Items from a dataset:
━━━━━━━━━━━━━━━━━━━━━━━━━━━━━━

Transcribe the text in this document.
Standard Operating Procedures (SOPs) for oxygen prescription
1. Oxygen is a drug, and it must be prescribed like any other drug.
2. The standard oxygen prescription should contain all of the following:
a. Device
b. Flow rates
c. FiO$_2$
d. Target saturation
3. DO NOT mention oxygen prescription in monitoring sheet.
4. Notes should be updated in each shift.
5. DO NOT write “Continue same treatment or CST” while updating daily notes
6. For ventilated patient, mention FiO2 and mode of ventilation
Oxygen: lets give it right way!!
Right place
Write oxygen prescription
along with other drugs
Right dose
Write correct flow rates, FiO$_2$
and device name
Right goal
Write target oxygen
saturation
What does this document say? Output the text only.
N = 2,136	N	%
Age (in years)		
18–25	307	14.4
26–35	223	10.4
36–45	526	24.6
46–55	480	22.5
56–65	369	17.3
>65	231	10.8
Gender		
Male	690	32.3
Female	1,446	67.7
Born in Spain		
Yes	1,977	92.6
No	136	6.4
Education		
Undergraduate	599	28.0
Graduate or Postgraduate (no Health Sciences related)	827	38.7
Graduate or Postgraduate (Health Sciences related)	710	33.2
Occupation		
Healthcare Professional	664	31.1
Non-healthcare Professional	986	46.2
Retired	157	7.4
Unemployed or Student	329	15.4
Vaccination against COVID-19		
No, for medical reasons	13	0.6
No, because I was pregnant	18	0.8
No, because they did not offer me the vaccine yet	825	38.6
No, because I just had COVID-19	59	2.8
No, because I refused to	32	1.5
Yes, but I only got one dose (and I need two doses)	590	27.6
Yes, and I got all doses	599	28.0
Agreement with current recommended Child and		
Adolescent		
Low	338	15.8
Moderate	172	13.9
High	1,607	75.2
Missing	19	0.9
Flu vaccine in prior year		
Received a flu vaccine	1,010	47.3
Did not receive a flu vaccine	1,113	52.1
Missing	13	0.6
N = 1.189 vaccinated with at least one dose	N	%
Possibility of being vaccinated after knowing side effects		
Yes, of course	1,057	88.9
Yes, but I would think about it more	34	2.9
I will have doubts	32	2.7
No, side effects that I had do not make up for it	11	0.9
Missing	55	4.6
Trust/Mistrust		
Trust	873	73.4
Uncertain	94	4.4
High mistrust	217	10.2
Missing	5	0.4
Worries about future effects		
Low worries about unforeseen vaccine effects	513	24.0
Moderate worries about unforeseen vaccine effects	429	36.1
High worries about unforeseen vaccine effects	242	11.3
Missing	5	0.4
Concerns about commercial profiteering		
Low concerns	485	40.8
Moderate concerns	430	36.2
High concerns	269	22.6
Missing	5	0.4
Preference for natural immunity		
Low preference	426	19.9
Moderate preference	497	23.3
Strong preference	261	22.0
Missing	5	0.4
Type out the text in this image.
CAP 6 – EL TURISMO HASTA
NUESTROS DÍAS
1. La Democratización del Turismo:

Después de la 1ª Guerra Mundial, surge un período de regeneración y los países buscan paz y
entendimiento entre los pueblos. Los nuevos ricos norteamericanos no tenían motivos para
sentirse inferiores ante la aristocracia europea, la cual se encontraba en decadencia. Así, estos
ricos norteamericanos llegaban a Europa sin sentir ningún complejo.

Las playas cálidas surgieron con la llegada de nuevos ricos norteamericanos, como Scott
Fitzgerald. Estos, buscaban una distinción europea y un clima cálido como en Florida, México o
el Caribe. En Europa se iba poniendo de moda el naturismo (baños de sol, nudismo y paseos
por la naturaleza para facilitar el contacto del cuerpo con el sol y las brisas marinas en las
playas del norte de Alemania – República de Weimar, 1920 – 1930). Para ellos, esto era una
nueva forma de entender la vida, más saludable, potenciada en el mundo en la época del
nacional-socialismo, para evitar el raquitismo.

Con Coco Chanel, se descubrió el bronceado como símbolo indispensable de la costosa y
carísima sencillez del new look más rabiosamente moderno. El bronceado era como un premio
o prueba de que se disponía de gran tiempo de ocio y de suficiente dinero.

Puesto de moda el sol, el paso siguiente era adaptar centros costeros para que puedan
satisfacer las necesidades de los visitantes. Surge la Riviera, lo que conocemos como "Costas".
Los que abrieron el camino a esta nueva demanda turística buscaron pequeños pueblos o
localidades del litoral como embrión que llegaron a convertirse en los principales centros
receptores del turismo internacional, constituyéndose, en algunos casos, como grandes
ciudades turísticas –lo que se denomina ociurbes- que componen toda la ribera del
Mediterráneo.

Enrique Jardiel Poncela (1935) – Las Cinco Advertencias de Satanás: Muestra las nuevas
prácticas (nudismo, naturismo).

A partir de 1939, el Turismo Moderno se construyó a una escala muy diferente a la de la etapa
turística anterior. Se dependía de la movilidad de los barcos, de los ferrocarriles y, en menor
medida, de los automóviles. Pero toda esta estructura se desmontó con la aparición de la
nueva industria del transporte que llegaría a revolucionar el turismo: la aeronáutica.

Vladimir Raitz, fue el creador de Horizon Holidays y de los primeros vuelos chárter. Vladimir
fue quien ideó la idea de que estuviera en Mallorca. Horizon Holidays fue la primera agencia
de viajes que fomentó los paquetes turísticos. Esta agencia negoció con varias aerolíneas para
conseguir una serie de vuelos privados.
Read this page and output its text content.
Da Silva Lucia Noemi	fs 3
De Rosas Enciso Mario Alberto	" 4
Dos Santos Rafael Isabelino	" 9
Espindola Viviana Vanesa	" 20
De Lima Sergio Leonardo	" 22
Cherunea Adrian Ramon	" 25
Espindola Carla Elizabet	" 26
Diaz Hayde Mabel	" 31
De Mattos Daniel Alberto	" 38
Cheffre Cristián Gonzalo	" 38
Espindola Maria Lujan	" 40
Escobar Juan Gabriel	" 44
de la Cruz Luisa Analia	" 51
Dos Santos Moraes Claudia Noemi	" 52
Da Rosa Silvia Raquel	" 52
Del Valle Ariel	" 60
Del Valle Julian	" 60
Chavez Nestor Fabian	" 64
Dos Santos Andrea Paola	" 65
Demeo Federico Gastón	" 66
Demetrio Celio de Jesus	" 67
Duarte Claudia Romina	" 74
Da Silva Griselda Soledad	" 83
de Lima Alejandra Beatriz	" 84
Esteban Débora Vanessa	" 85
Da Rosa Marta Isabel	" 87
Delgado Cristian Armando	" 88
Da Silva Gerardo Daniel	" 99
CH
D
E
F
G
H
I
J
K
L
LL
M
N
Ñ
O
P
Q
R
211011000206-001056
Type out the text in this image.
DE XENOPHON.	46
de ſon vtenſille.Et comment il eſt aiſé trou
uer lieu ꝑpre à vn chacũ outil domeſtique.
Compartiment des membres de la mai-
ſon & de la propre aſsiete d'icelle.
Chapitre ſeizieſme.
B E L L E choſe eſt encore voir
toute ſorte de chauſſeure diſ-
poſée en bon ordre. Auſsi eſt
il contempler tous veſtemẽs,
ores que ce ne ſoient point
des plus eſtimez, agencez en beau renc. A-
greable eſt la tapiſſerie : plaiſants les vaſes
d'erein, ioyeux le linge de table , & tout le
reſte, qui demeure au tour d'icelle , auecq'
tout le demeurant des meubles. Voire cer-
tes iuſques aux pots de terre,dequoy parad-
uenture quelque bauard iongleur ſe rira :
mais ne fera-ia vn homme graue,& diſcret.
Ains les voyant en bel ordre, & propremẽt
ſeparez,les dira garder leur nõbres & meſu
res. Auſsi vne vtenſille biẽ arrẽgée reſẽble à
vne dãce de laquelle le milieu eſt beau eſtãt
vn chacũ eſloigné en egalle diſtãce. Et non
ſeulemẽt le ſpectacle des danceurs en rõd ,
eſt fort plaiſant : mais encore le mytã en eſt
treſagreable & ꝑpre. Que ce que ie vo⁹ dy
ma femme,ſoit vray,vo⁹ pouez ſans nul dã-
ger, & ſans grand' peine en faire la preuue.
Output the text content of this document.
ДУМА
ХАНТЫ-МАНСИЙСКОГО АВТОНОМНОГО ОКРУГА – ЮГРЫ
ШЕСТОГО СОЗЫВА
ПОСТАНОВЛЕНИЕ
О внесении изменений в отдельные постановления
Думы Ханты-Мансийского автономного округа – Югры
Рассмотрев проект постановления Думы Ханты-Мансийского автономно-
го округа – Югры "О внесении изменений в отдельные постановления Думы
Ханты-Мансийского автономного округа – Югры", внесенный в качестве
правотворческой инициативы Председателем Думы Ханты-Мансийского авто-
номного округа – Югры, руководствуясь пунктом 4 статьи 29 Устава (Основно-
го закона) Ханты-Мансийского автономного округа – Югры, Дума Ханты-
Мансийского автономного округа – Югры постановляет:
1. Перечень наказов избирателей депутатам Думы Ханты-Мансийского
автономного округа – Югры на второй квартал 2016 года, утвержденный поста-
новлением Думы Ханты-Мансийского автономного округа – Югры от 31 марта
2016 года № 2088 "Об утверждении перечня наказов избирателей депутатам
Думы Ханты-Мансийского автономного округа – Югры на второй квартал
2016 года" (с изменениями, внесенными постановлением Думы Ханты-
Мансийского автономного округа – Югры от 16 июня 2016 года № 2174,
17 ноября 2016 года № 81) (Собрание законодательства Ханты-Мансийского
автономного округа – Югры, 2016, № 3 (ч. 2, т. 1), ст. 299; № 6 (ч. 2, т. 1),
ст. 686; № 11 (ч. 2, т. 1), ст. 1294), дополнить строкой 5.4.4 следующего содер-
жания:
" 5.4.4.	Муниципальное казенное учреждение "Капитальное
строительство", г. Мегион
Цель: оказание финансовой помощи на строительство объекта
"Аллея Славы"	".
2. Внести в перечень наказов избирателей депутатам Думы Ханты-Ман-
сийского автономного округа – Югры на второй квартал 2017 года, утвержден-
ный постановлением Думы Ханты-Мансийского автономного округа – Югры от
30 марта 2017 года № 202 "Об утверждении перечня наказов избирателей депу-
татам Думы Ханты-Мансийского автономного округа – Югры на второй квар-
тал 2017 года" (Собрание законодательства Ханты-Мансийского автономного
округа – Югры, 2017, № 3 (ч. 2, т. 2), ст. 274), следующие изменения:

━━━━━━━━━━━━━━━━━━━━━━━━━━━━━━

§ TO DO:
Using the records above, select and copy every line that has the word "prescription".

§ OUTPUT FOR THIS EXERCISE:
Standard Operating Procedures (SOPs) for oxygen prescription
2. The standard oxygen prescription should contain all of the following:
3. DO NOT mention oxygen prescription in monitoring sheet.
Write oxygen prescription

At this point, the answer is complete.